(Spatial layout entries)
+++
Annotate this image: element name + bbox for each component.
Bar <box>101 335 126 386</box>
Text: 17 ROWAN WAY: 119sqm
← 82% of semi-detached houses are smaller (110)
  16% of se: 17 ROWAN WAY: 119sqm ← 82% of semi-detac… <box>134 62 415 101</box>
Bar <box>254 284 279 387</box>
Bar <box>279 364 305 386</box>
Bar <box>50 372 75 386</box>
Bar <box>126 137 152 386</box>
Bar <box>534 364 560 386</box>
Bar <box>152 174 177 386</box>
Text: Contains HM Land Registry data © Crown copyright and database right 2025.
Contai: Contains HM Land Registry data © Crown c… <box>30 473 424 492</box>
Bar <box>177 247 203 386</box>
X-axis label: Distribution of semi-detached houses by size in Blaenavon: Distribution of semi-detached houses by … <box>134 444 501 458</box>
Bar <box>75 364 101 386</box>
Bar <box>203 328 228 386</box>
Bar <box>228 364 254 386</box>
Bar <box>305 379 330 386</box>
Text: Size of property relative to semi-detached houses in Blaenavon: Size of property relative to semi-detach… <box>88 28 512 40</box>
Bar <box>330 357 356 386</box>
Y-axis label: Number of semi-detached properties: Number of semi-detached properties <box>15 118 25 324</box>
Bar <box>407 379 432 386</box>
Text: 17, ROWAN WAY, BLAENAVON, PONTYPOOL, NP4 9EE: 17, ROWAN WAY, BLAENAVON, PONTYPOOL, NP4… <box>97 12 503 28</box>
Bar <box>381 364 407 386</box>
+++
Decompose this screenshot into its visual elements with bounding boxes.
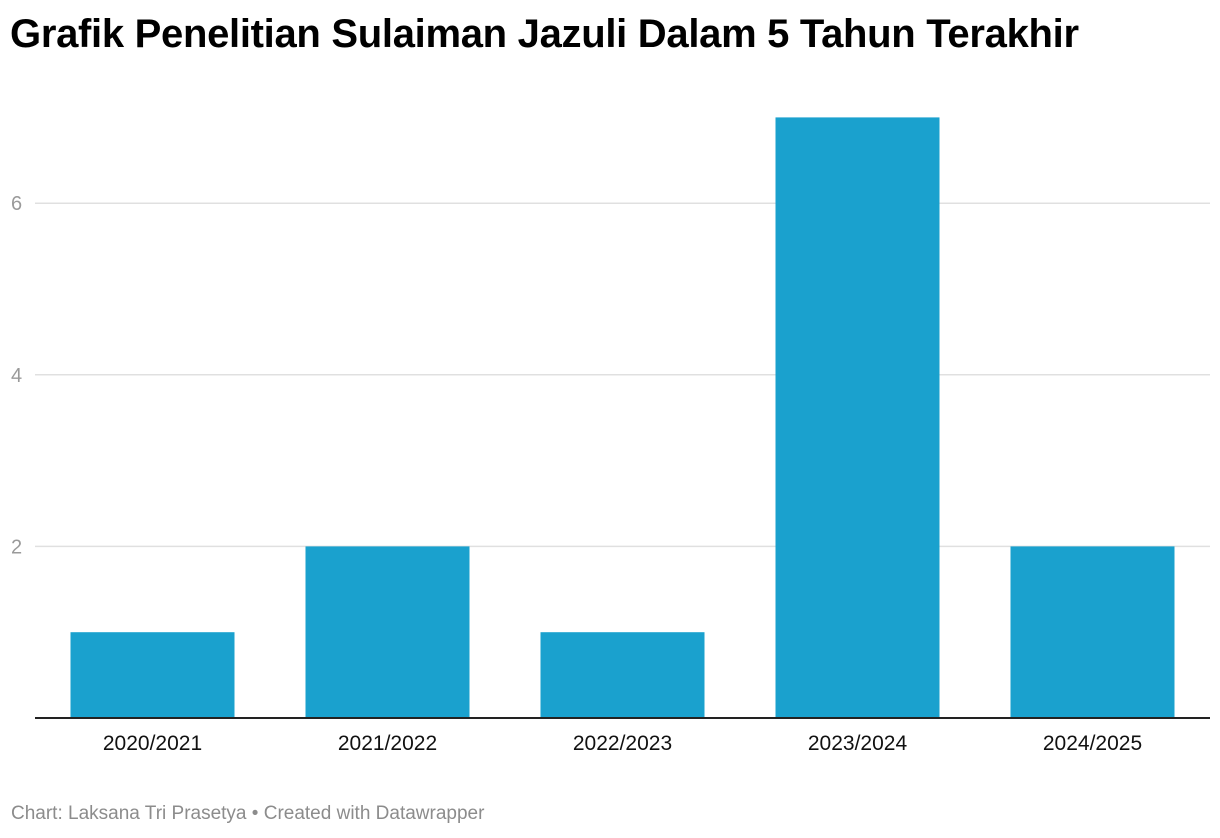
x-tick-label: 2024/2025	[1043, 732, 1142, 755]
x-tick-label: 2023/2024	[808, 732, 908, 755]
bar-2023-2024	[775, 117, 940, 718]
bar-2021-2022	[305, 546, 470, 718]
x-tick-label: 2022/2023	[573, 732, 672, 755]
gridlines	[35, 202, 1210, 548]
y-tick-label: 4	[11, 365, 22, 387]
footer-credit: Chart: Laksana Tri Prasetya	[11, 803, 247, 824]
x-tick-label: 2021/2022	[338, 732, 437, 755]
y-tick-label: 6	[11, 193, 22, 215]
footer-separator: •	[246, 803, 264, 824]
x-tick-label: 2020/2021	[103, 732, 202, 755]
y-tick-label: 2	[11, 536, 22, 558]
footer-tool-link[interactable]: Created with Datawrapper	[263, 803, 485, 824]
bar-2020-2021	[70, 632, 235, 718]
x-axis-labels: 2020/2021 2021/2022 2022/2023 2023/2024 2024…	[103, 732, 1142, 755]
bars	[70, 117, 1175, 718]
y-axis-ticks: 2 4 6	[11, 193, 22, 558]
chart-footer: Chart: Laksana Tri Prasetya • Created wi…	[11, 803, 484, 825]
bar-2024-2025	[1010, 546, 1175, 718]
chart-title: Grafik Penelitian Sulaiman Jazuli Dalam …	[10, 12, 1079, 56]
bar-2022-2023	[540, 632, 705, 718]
+++
> [What is being asked] Rewrite the material starting at the line containing "Annotate this image: element" and ending with the line containing "Bar <box>152 174 177 386</box>", with "Bar" changed to "Column" and nothing else altered.

> [Answer in full]
Annotate this image: element name + bbox for each component.
Column <box>101 335 126 386</box>
Text: 17 ROWAN WAY: 119sqm
← 82% of semi-detached houses are smaller (110)
  16% of se: 17 ROWAN WAY: 119sqm ← 82% of semi-detac… <box>134 62 415 101</box>
Column <box>254 284 279 387</box>
Column <box>279 364 305 386</box>
Column <box>50 372 75 386</box>
Column <box>126 137 152 386</box>
Column <box>534 364 560 386</box>
Column <box>152 174 177 386</box>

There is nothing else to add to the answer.